→ **AVAILABLE DATA**
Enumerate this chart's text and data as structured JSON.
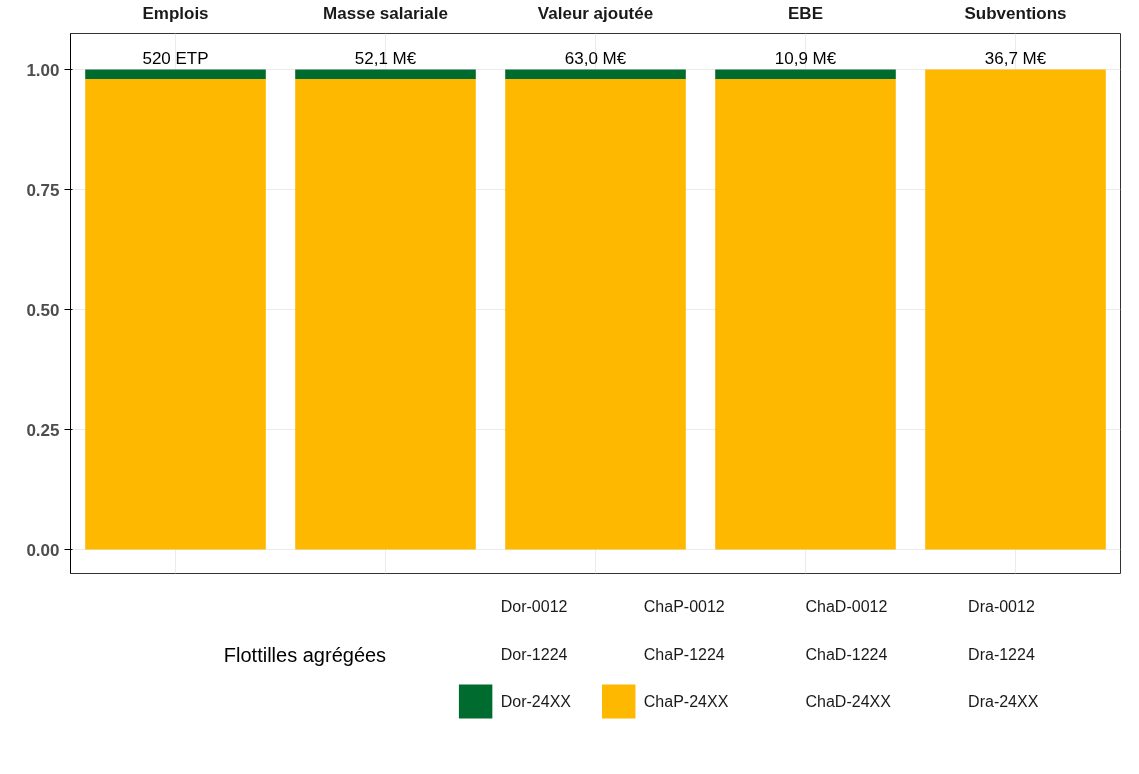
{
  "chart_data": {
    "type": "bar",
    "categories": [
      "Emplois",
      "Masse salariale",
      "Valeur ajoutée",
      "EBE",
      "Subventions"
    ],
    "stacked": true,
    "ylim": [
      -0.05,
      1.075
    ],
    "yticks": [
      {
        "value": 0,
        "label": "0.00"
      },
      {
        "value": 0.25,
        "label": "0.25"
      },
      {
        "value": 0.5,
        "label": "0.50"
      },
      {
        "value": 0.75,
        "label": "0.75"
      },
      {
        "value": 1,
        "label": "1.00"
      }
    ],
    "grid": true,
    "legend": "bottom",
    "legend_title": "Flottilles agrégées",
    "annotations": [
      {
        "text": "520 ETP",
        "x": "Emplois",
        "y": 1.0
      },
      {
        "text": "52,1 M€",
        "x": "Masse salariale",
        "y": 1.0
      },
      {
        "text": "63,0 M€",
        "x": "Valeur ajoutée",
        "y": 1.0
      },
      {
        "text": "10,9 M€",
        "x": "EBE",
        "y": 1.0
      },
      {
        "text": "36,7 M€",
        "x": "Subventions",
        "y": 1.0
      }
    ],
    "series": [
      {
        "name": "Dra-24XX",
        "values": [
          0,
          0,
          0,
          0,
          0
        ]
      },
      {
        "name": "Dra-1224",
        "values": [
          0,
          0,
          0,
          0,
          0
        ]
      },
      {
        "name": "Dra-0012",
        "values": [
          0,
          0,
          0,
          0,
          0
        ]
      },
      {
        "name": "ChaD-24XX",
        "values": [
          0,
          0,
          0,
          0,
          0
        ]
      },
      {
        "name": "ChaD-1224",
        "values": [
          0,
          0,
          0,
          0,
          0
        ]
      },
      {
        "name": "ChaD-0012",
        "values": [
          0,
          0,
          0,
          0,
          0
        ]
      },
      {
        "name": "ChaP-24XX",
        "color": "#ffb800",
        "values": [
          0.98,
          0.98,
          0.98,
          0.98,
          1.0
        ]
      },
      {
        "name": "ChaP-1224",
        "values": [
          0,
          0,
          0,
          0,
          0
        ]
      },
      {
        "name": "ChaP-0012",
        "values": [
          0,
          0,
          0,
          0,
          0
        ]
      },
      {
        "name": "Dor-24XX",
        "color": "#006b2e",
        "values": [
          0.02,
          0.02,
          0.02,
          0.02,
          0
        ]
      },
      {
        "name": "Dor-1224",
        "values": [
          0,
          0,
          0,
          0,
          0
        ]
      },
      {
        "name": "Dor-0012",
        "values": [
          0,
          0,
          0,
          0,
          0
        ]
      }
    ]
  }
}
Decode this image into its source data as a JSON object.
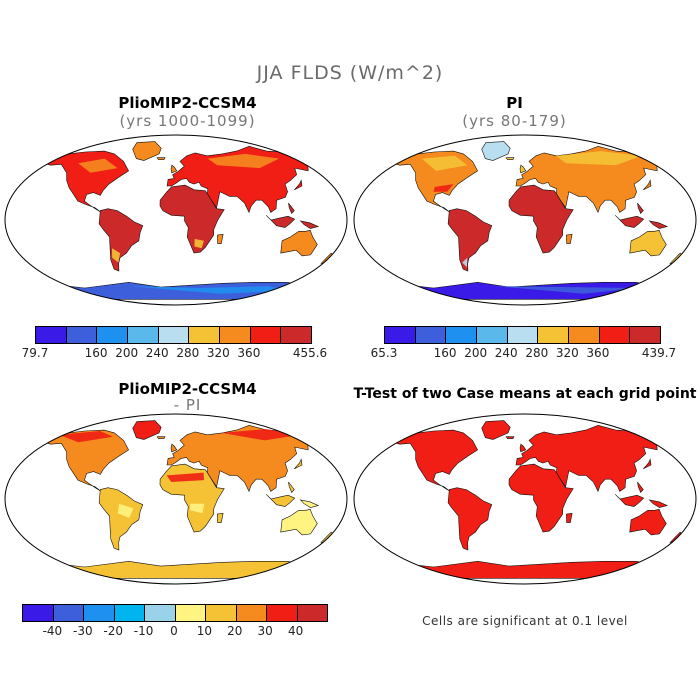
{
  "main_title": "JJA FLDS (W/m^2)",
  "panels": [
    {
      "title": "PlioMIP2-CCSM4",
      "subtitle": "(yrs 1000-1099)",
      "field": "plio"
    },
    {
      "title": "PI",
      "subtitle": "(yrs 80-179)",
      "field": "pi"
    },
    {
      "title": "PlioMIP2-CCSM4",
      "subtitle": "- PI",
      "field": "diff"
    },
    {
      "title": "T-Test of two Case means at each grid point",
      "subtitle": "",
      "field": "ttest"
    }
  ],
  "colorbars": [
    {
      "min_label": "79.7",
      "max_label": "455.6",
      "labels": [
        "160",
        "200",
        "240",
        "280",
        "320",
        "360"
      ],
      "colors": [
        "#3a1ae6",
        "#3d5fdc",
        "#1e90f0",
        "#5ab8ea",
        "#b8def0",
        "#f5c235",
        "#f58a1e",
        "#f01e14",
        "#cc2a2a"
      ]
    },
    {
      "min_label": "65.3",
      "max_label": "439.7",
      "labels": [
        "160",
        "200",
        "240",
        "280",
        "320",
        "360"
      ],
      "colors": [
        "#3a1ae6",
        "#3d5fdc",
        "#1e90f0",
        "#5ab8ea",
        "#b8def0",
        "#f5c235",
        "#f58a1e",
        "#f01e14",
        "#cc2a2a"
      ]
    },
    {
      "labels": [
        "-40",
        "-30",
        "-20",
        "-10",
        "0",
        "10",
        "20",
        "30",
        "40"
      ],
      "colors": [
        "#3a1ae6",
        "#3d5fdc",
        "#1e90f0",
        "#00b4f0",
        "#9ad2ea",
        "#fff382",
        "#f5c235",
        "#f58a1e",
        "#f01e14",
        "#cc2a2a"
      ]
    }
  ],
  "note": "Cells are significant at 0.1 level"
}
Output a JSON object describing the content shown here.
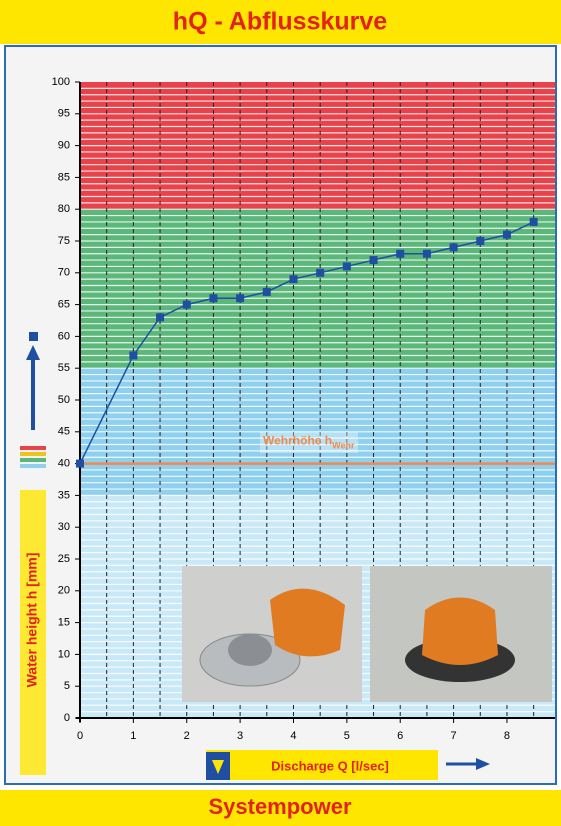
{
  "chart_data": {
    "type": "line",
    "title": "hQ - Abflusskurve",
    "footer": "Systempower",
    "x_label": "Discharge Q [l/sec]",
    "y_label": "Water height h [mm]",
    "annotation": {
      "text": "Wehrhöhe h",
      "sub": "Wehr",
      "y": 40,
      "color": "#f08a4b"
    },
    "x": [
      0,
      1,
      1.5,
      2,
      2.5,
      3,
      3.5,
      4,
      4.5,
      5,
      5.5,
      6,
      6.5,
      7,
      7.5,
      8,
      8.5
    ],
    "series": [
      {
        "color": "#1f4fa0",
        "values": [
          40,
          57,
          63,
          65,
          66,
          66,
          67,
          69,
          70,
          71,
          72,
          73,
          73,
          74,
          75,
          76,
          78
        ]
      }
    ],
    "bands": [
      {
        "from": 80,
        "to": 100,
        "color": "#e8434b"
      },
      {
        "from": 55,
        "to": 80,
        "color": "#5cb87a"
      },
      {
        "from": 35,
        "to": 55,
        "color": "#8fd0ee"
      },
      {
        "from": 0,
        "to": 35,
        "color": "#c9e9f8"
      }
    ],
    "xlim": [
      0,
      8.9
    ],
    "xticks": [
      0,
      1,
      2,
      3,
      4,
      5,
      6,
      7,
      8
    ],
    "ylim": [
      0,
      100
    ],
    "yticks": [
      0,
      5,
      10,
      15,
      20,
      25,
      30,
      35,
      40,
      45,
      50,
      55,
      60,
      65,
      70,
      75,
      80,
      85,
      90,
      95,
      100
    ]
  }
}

--

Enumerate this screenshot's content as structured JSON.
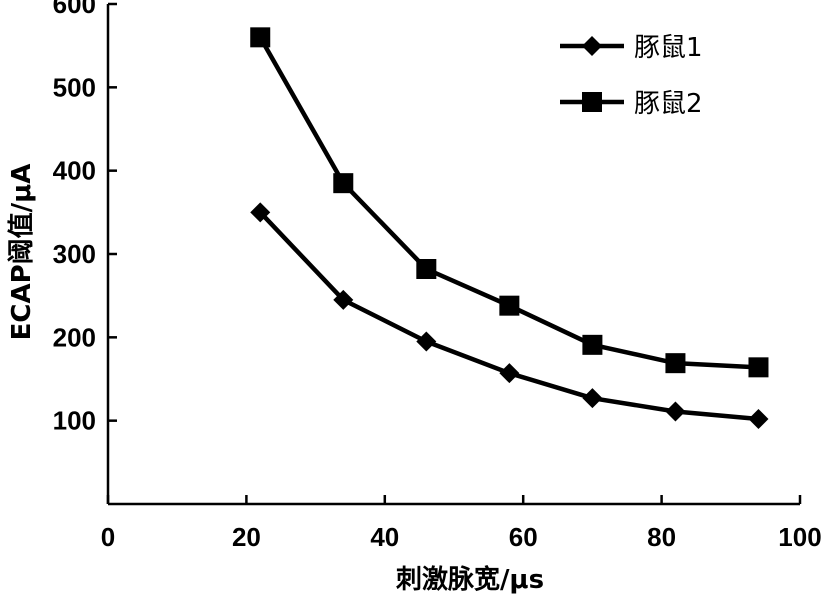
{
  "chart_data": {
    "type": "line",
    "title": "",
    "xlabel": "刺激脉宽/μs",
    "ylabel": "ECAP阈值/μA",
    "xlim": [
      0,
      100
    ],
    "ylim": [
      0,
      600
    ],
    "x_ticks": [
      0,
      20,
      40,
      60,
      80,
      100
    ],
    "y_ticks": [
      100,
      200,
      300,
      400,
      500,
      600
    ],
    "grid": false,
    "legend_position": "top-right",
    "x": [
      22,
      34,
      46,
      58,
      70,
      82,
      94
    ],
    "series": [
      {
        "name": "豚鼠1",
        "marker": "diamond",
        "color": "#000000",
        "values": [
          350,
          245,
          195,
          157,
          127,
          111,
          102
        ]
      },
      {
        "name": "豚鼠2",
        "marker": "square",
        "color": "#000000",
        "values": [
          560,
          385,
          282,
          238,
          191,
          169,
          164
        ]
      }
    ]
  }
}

→ **SET PROBLEM**
Count every line bearing the word "field"; report the total only.

→ **CORRECT OUTPUT**
4